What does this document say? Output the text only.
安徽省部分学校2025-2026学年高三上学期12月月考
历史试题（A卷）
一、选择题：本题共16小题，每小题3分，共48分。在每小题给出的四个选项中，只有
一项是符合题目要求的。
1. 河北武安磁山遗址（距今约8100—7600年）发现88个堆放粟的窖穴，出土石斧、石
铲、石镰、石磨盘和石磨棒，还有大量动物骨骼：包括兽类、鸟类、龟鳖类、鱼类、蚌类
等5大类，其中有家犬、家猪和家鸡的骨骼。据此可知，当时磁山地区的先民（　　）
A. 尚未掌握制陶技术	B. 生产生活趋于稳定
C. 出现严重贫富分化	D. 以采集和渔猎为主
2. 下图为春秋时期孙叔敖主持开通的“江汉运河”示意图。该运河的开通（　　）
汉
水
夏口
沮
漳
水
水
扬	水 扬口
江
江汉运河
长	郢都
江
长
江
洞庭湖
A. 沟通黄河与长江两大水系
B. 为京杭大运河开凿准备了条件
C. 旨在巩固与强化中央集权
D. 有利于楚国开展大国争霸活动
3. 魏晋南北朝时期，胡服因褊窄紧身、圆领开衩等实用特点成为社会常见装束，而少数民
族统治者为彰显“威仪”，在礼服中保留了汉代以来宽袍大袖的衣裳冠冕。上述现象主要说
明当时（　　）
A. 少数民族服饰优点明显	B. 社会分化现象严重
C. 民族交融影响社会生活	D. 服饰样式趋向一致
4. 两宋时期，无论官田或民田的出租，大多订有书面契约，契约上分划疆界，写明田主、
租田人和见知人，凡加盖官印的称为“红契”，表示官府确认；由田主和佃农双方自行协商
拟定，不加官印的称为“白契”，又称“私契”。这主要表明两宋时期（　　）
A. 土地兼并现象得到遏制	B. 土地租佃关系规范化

• Requirement:
Write out the entire listing exactly.

• Result of the task:
What does this document say? Output the text only.
安徽省部分学校2025-2026学年高三上学期12月月考
历史试题（A卷）
一、选择题：本题共16小题，每小题3分，共48分。在每小题给出的四个选项中，只有
一项是符合题目要求的。
1. 河北武安磁山遗址（距今约8100—7600年）发现88个堆放粟的窖穴，出土石斧、石
铲、石镰、石磨盘和石磨棒，还有大量动物骨骼：包括兽类、鸟类、龟鳖类、鱼类、蚌类
等5大类，其中有家犬、家猪和家鸡的骨骼。据此可知，当时磁山地区的先民（　　）
A. 尚未掌握制陶技术	B. 生产生活趋于稳定
C. 出现严重贫富分化	D. 以采集和渔猎为主
2. 下图为春秋时期孙叔敖主持开通的“江汉运河”示意图。该运河的开通（　　）
汉
水
夏口
沮
漳
水
水
扬	水 扬口
江
江汉运河
长	郢都
江
长
江
洞庭湖
A. 沟通黄河与长江两大水系
B. 为京杭大运河开凿准备了条件
C. 旨在巩固与强化中央集权
D. 有利于楚国开展大国争霸活动
3. 魏晋南北朝时期，胡服因褊窄紧身、圆领开衩等实用特点成为社会常见装束，而少数民
族统治者为彰显“威仪”，在礼服中保留了汉代以来宽袍大袖的衣裳冠冕。上述现象主要说
明当时（　　）
A. 少数民族服饰优点明显	B. 社会分化现象严重
C. 民族交融影响社会生活	D. 服饰样式趋向一致
4. 两宋时期，无论官田或民田的出租，大多订有书面契约，契约上分划疆界，写明田主、
租田人和见知人，凡加盖官印的称为“红契”，表示官府确认；由田主和佃农双方自行协商
拟定，不加官印的称为“白契”，又称“私契”。这主要表明两宋时期（　　）
A. 土地兼并现象得到遏制	B. 土地租佃关系规范化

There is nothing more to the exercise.